═══ Data for this task ═══
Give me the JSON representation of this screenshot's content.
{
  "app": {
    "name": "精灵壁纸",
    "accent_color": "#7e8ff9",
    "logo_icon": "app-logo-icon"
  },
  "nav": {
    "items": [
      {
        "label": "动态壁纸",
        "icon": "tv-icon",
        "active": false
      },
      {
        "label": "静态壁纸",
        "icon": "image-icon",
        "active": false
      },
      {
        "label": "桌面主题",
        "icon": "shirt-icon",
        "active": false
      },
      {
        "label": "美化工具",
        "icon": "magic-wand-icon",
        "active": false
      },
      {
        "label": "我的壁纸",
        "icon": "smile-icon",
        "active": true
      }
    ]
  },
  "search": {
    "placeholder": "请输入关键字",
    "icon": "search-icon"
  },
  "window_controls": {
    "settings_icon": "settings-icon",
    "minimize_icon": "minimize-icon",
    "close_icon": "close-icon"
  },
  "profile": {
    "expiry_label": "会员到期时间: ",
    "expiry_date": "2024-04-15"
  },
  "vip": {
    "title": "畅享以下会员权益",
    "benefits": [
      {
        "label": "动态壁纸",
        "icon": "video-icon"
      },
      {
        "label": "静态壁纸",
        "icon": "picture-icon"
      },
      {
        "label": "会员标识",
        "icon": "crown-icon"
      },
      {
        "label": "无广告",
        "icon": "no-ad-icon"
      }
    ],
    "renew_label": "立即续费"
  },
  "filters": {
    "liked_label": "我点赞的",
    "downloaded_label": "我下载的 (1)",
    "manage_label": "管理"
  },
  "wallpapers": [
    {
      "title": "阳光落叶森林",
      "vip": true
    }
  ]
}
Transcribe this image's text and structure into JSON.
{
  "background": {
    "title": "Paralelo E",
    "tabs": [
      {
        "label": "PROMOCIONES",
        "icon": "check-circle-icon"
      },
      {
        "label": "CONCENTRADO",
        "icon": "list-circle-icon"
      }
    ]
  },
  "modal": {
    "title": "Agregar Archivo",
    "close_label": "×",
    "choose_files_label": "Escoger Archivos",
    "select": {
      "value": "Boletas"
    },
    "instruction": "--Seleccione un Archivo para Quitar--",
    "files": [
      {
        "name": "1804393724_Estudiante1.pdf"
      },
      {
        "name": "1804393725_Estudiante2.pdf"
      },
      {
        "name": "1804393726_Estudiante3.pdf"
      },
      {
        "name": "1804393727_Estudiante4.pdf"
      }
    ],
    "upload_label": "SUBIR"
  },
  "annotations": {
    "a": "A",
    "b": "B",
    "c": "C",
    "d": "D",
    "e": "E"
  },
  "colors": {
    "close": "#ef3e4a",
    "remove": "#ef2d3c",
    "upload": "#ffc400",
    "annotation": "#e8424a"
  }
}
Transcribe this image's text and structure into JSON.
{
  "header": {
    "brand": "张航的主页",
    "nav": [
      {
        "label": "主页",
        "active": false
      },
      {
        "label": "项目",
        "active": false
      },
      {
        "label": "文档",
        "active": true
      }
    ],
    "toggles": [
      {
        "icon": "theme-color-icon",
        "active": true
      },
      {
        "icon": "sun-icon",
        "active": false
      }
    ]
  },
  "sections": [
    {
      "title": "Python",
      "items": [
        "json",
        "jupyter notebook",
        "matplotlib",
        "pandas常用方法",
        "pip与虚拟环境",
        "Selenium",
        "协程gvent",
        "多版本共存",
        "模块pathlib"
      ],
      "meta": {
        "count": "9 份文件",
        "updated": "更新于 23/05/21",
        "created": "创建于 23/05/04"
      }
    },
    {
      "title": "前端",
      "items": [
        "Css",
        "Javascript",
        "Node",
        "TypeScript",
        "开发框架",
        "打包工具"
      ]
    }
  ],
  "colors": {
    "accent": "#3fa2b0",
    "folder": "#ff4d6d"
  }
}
═══
[Requirements]
What do the records say? Quote them all exactly.

[Task answer]
Give me the JSON representation of this screenshot's content.
{
  "app": {
    "name": "精灵壁纸",
    "accent_color": "#7e8ff9",
    "logo_icon": "app-logo-icon"
  },
  "nav": {
    "items": [
      {
        "label": "动态壁纸",
        "icon": "tv-icon",
        "active": false
      },
      {
        "label": "静态壁纸",
        "icon": "image-icon",
        "active": false
      },
      {
        "label": "桌面主题",
        "icon": "shirt-icon",
        "active": false
      },
      {
        "label": "美化工具",
        "icon": "magic-wand-icon",
        "active": false
      },
      {
        "label": "我的壁纸",
        "icon": "smile-icon",
        "active": true
      }
    ]
  },
  "search": {
    "placeholder": "请输入关键字",
    "icon": "search-icon"
  },
  "window_controls": {
    "settings_icon": "settings-icon",
    "minimize_icon": "minimize-icon",
    "close_icon": "close-icon"
  },
  "profile": {
    "expiry_label": "会员到期时间: ",
    "expiry_date": "2024-04-15"
  },
  "vip": {
    "title": "畅享以下会员权益",
    "benefits": [
      {
        "label": "动态壁纸",
        "icon": "video-icon"
      },
      {
        "label": "静态壁纸",
        "icon": "picture-icon"
      },
      {
        "label": "会员标识",
        "icon": "crown-icon"
      },
      {
        "label": "无广告",
        "icon": "no-ad-icon"
      }
    ],
    "renew_label": "立即续费"
  },
  "filters": {
    "liked_label": "我点赞的",
    "downloaded_label": "我下载的 (1)",
    "manage_label": "管理"
  },
  "wallpapers": [
    {
      "title": "阳光落叶森林",
      "vip": true
    }
  ]
}
Transcribe this image's text and structure into JSON.
{
  "background": {
    "title": "Paralelo E",
    "tabs": [
      {
        "label": "PROMOCIONES",
        "icon": "check-circle-icon"
      },
      {
        "label": "CONCENTRADO",
        "icon": "list-circle-icon"
      }
    ]
  },
  "modal": {
    "title": "Agregar Archivo",
    "close_label": "×",
    "choose_files_label": "Escoger Archivos",
    "select": {
      "value": "Boletas"
    },
    "instruction": "--Seleccione un Archivo para Quitar--",
    "files": [
      {
        "name": "1804393724_Estudiante1.pdf"
      },
      {
        "name": "1804393725_Estudiante2.pdf"
      },
      {
        "name": "1804393726_Estudiante3.pdf"
      },
      {
        "name": "1804393727_Estudiante4.pdf"
      }
    ],
    "upload_label": "SUBIR"
  },
  "annotations": {
    "a": "A",
    "b": "B",
    "c": "C",
    "d": "D",
    "e": "E"
  },
  "colors": {
    "close": "#ef3e4a",
    "remove": "#ef2d3c",
    "upload": "#ffc400",
    "annotation": "#e8424a"
  }
}
Transcribe this image's text and structure into JSON.
{
  "header": {
    "brand": "张航的主页",
    "nav": [
      {
        "label": "主页",
        "active": false
      },
      {
        "label": "项目",
        "active": false
      },
      {
        "label": "文档",
        "active": true
      }
    ],
    "toggles": [
      {
        "icon": "theme-color-icon",
        "active": true
      },
      {
        "icon": "sun-icon",
        "active": false
      }
    ]
  },
  "sections": [
    {
      "title": "Python",
      "items": [
        "json",
        "jupyter notebook",
        "matplotlib",
        "pandas常用方法",
        "pip与虚拟环境",
        "Selenium",
        "协程gvent",
        "多版本共存",
        "模块pathlib"
      ],
      "meta": {
        "count": "9 份文件",
        "updated": "更新于 23/05/21",
        "created": "创建于 23/05/04"
      }
    },
    {
      "title": "前端",
      "items": [
        "Css",
        "Javascript",
        "Node",
        "TypeScript",
        "开发框架",
        "打包工具"
      ]
    }
  ],
  "colors": {
    "accent": "#3fa2b0",
    "folder": "#ff4d6d"
  }
}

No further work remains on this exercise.